» **OBJECTIVE**
Copy out every line exactly as given.

Collected data:
==============================
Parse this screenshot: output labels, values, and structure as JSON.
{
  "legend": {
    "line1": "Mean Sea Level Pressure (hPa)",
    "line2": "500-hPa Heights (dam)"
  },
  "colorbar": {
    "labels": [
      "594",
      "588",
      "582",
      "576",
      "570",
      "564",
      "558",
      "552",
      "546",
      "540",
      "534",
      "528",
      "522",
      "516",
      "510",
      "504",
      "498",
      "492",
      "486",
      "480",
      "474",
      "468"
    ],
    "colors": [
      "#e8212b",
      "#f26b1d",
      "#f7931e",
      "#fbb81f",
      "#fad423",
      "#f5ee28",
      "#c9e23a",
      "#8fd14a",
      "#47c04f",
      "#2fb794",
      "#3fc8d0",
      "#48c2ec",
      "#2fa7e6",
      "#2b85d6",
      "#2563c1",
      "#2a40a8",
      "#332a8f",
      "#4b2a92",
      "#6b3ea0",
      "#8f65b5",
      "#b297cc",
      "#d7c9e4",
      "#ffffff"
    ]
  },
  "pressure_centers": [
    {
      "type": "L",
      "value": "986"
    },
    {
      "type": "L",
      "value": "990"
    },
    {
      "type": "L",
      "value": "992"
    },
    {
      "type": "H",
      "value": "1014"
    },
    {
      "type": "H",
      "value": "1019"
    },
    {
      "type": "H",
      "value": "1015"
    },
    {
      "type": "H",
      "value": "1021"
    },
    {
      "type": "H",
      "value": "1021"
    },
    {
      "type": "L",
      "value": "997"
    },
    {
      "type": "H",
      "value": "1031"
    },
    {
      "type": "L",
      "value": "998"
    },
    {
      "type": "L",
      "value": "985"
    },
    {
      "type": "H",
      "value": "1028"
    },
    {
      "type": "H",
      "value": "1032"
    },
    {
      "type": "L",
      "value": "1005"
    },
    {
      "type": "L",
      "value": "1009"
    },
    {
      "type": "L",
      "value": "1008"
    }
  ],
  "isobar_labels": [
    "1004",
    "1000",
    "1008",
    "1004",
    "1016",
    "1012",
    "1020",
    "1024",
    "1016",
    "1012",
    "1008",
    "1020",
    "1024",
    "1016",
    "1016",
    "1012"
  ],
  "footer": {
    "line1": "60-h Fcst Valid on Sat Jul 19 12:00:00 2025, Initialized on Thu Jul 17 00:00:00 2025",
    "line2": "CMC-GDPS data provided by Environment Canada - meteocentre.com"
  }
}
==============================
» **PROBLEM SOLUTION**
Parse this screenshot: output labels, values, and structure as JSON.
{
  "legend": {
    "line1": "Mean Sea Level Pressure (hPa)",
    "line2": "500-hPa Heights (dam)"
  },
  "colorbar": {
    "labels": [
      "594",
      "588",
      "582",
      "576",
      "570",
      "564",
      "558",
      "552",
      "546",
      "540",
      "534",
      "528",
      "522",
      "516",
      "510",
      "504",
      "498",
      "492",
      "486",
      "480",
      "474",
      "468"
    ],
    "colors": [
      "#e8212b",
      "#f26b1d",
      "#f7931e",
      "#fbb81f",
      "#fad423",
      "#f5ee28",
      "#c9e23a",
      "#8fd14a",
      "#47c04f",
      "#2fb794",
      "#3fc8d0",
      "#48c2ec",
      "#2fa7e6",
      "#2b85d6",
      "#2563c1",
      "#2a40a8",
      "#332a8f",
      "#4b2a92",
      "#6b3ea0",
      "#8f65b5",
      "#b297cc",
      "#d7c9e4",
      "#ffffff"
    ]
  },
  "pressure_centers": [
    {
      "type": "L",
      "value": "986"
    },
    {
      "type": "L",
      "value": "990"
    },
    {
      "type": "L",
      "value": "992"
    },
    {
      "type": "H",
      "value": "1014"
    },
    {
      "type": "H",
      "value": "1019"
    },
    {
      "type": "H",
      "value": "1015"
    },
    {
      "type": "H",
      "value": "1021"
    },
    {
      "type": "H",
      "value": "1021"
    },
    {
      "type": "L",
      "value": "997"
    },
    {
      "type": "H",
      "value": "1031"
    },
    {
      "type": "L",
      "value": "998"
    },
    {
      "type": "L",
      "value": "985"
    },
    {
      "type": "H",
      "value": "1028"
    },
    {
      "type": "H",
      "value": "1032"
    },
    {
      "type": "L",
      "value": "1005"
    },
    {
      "type": "L",
      "value": "1009"
    },
    {
      "type": "L",
      "value": "1008"
    }
  ],
  "isobar_labels": [
    "1004",
    "1000",
    "1008",
    "1004",
    "1016",
    "1012",
    "1020",
    "1024",
    "1016",
    "1012",
    "1008",
    "1020",
    "1024",
    "1016",
    "1016",
    "1012"
  ],
  "footer": {
    "line1": "60-h Fcst Valid on Sat Jul 19 12:00:00 2025, Initialized on Thu Jul 17 00:00:00 2025",
    "line2": "CMC-GDPS data provided by Environment Canada - meteocentre.com"
  }
}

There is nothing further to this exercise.